Collect all lines containing the word "type" from the data.

"""

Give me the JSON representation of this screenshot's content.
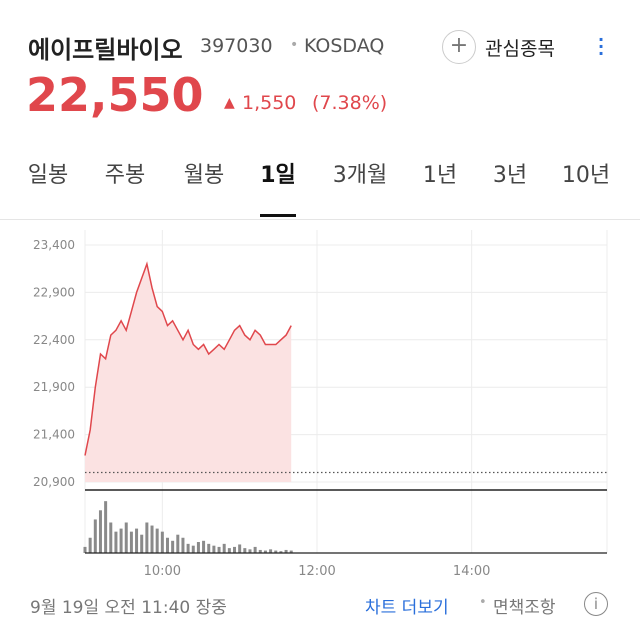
{
  "header": {
    "name": "에이프릴바이오",
    "code": "397030",
    "separator": "•",
    "market": "KOSDAQ",
    "watch_label": "관심종목"
  },
  "price": {
    "current": "22,550",
    "arrow": "▲",
    "change": "1,550",
    "change_pct": "(7.38%)"
  },
  "tabs": {
    "items": [
      "일봉",
      "주봉",
      "월봉",
      "1일",
      "3개월",
      "1년",
      "3년",
      "10년"
    ],
    "selected": 3
  },
  "chart_data": [
    {
      "type": "area",
      "color": "#e0474c",
      "fill": "#fbe2e2",
      "xlim": [
        540,
        945
      ],
      "ylim": [
        20900,
        23400
      ],
      "yticks": [
        {
          "value": 23400,
          "label": "23,400"
        },
        {
          "value": 22900,
          "label": "22,900"
        },
        {
          "value": 22400,
          "label": "22,400"
        },
        {
          "value": 21900,
          "label": "21,900"
        },
        {
          "value": 21400,
          "label": "21,400"
        },
        {
          "value": 20900,
          "label": "20,900"
        }
      ],
      "xticks": [
        {
          "value": 600,
          "label": "10:00"
        },
        {
          "value": 720,
          "label": "12:00"
        },
        {
          "value": 840,
          "label": "14:00"
        }
      ],
      "reference_line": 21000,
      "grid": true,
      "x": [
        540,
        544,
        548,
        552,
        556,
        560,
        564,
        568,
        572,
        576,
        580,
        584,
        588,
        592,
        596,
        600,
        604,
        608,
        612,
        616,
        620,
        624,
        628,
        632,
        636,
        640,
        644,
        648,
        652,
        656,
        660,
        664,
        668,
        672,
        676,
        680,
        684,
        688,
        692,
        696,
        700
      ],
      "series": [
        {
          "values": [
            21180,
            21450,
            21900,
            22250,
            22200,
            22450,
            22500,
            22600,
            22500,
            22700,
            22900,
            23050,
            23200,
            22950,
            22750,
            22700,
            22550,
            22600,
            22500,
            22400,
            22500,
            22350,
            22300,
            22350,
            22250,
            22300,
            22350,
            22300,
            22400,
            22500,
            22550,
            22450,
            22400,
            22500,
            22450,
            22350,
            22350,
            22350,
            22400,
            22450,
            22550
          ]
        }
      ]
    },
    {
      "type": "bar",
      "color": "#8a8a8a",
      "xlim": [
        540,
        945
      ],
      "ylim": [
        0,
        100
      ],
      "x": [
        540,
        544,
        548,
        552,
        556,
        560,
        564,
        568,
        572,
        576,
        580,
        584,
        588,
        592,
        596,
        600,
        604,
        608,
        612,
        616,
        620,
        624,
        628,
        632,
        636,
        640,
        644,
        648,
        652,
        656,
        660,
        664,
        668,
        672,
        676,
        680,
        684,
        688,
        692,
        696,
        700
      ],
      "values": [
        10,
        25,
        55,
        70,
        85,
        50,
        35,
        40,
        50,
        35,
        40,
        30,
        50,
        45,
        40,
        35,
        25,
        20,
        30,
        25,
        15,
        12,
        18,
        20,
        15,
        12,
        10,
        15,
        8,
        10,
        14,
        8,
        6,
        10,
        5,
        4,
        6,
        4,
        3,
        5,
        4
      ]
    }
  ],
  "footer": {
    "timestamp": "9월 19일 오전 11:40 장중",
    "more": "차트 더보기",
    "dot": "•",
    "disclaimer": "면책조항"
  }
}
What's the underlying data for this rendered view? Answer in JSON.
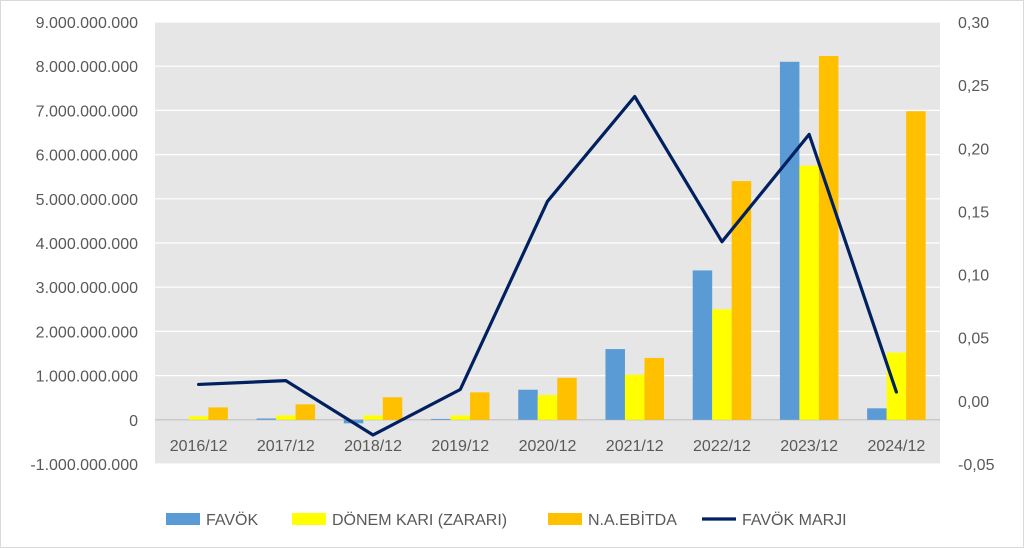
{
  "chart_data": {
    "type": "bar",
    "categories": [
      "2016/12",
      "2017/12",
      "2018/12",
      "2019/12",
      "2020/12",
      "2021/12",
      "2022/12",
      "2023/12",
      "2024/12"
    ],
    "series": [
      {
        "name": "FAVÖK",
        "type": "bar",
        "axis": "left",
        "color": "#5B9BD5",
        "values": [
          0,
          30000000,
          -80000000,
          20000000,
          680000000,
          1600000000,
          3380000000,
          8100000000,
          260000000
        ]
      },
      {
        "name": "DÖNEM KARI (ZARARI)",
        "type": "bar",
        "axis": "left",
        "color": "#FFFF00",
        "values": [
          80000000,
          100000000,
          100000000,
          100000000,
          560000000,
          1020000000,
          2500000000,
          5750000000,
          1520000000
        ]
      },
      {
        "name": "N.A.EBİTDA",
        "type": "bar",
        "axis": "left",
        "color": "#FFC000",
        "values": [
          280000000,
          350000000,
          510000000,
          620000000,
          950000000,
          1400000000,
          5400000000,
          8230000000,
          6980000000
        ]
      },
      {
        "name": "FAVÖK MARJI",
        "type": "line",
        "axis": "right",
        "color": "#002060",
        "values": [
          0.013,
          0.016,
          -0.027,
          0.009,
          0.158,
          0.241,
          0.126,
          0.211,
          0.007
        ]
      }
    ],
    "y_left": {
      "ylim": [
        -1000000000,
        9000000000
      ],
      "ticks": [
        -1000000000,
        0,
        1000000000,
        2000000000,
        3000000000,
        4000000000,
        5000000000,
        6000000000,
        7000000000,
        8000000000,
        9000000000
      ],
      "tick_labels": [
        "-1.000.000.000",
        "0",
        "1.000.000.000",
        "2.000.000.000",
        "3.000.000.000",
        "4.000.000.000",
        "5.000.000.000",
        "6.000.000.000",
        "7.000.000.000",
        "8.000.000.000",
        "9.000.000.000"
      ]
    },
    "y_right": {
      "ylim": [
        -0.05,
        0.3
      ],
      "ticks": [
        -0.05,
        0,
        0.05,
        0.1,
        0.15,
        0.2,
        0.25,
        0.3
      ],
      "tick_labels": [
        "-0,05",
        "0,00",
        "0,05",
        "0,10",
        "0,15",
        "0,20",
        "0,25",
        "0,30"
      ]
    },
    "grid": true,
    "legend_position": "bottom",
    "plot_background": "#E7E6E6"
  }
}
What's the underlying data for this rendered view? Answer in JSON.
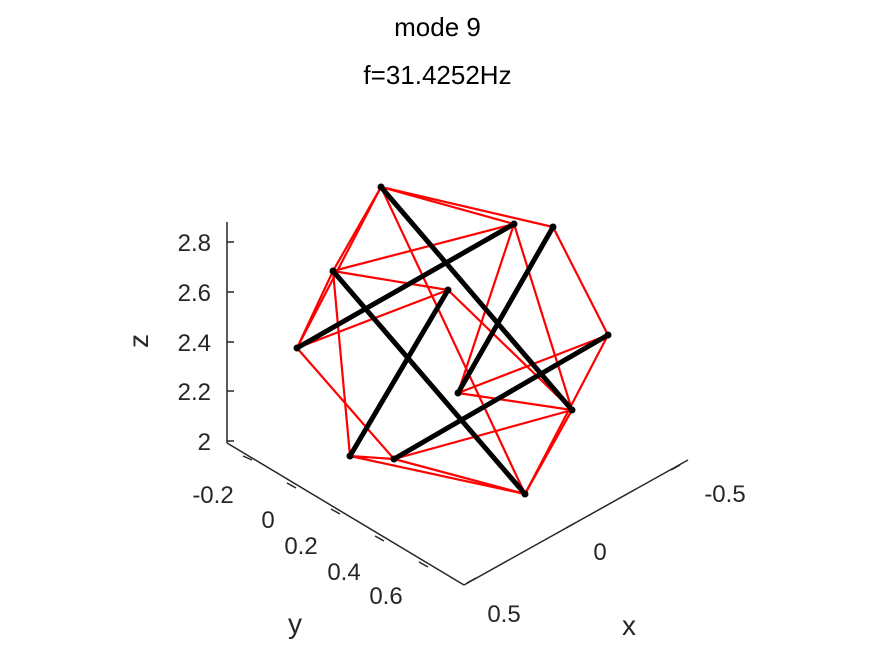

"""

## RESULT
      "type": "area",
      "type": "bar",
    "type": "bar",
        "type": "bar",
        "type": "bar",
        "type": "bar",
        "type": "line",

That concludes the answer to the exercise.